■ Your task: Each entry below is to be transcribed exactly.

[Figure content listings]

+++

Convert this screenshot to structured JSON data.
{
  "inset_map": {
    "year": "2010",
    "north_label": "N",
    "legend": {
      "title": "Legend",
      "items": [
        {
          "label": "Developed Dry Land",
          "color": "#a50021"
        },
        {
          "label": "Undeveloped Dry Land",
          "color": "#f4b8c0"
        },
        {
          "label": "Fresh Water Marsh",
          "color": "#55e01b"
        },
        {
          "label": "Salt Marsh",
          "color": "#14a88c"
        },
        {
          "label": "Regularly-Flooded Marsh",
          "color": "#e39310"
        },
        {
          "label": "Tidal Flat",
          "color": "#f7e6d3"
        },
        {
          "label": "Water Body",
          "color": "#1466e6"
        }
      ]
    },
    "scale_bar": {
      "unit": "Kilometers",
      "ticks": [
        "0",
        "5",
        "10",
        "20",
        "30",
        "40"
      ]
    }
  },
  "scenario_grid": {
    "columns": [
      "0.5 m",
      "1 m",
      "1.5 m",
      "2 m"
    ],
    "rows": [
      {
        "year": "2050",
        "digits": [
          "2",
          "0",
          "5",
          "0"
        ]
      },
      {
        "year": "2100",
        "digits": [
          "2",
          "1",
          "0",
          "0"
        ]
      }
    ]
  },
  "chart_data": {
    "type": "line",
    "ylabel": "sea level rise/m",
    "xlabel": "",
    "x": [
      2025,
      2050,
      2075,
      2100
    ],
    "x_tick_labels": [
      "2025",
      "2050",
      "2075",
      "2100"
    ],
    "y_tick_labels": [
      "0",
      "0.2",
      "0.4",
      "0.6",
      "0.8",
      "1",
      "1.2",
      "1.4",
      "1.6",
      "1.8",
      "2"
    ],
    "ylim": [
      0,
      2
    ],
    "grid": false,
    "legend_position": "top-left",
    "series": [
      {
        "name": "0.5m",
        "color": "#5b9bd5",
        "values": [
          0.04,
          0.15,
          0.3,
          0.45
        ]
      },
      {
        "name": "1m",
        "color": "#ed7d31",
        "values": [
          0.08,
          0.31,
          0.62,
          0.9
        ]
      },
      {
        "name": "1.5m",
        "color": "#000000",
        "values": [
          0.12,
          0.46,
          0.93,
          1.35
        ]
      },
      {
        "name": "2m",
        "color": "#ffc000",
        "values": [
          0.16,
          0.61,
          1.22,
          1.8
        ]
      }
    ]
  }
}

+++

■ Complete response:
Convert this screenshot to structured JSON data.
{
  "inset_map": {
    "year": "2010",
    "north_label": "N",
    "legend": {
      "title": "Legend",
      "items": [
        {
          "label": "Developed Dry Land",
          "color": "#a50021"
        },
        {
          "label": "Undeveloped Dry Land",
          "color": "#f4b8c0"
        },
        {
          "label": "Fresh Water Marsh",
          "color": "#55e01b"
        },
        {
          "label": "Salt Marsh",
          "color": "#14a88c"
        },
        {
          "label": "Regularly-Flooded Marsh",
          "color": "#e39310"
        },
        {
          "label": "Tidal Flat",
          "color": "#f7e6d3"
        },
        {
          "label": "Water Body",
          "color": "#1466e6"
        }
      ]
    },
    "scale_bar": {
      "unit": "Kilometers",
      "ticks": [
        "0",
        "5",
        "10",
        "20",
        "30",
        "40"
      ]
    }
  },
  "scenario_grid": {
    "columns": [
      "0.5 m",
      "1 m",
      "1.5 m",
      "2 m"
    ],
    "rows": [
      {
        "year": "2050",
        "digits": [
          "2",
          "0",
          "5",
          "0"
        ]
      },
      {
        "year": "2100",
        "digits": [
          "2",
          "1",
          "0",
          "0"
        ]
      }
    ]
  },
  "chart_data": {
    "type": "line",
    "ylabel": "sea level rise/m",
    "xlabel": "",
    "x": [
      2025,
      2050,
      2075,
      2100
    ],
    "x_tick_labels": [
      "2025",
      "2050",
      "2075",
      "2100"
    ],
    "y_tick_labels": [
      "0",
      "0.2",
      "0.4",
      "0.6",
      "0.8",
      "1",
      "1.2",
      "1.4",
      "1.6",
      "1.8",
      "2"
    ],
    "ylim": [
      0,
      2
    ],
    "grid": false,
    "legend_position": "top-left",
    "series": [
      {
        "name": "0.5m",
        "color": "#5b9bd5",
        "values": [
          0.04,
          0.15,
          0.3,
          0.45
        ]
      },
      {
        "name": "1m",
        "color": "#ed7d31",
        "values": [
          0.08,
          0.31,
          0.62,
          0.9
        ]
      },
      {
        "name": "1.5m",
        "color": "#000000",
        "values": [
          0.12,
          0.46,
          0.93,
          1.35
        ]
      },
      {
        "name": "2m",
        "color": "#ffc000",
        "values": [
          0.16,
          0.61,
          1.22,
          1.8
        ]
      }
    ]
  }
}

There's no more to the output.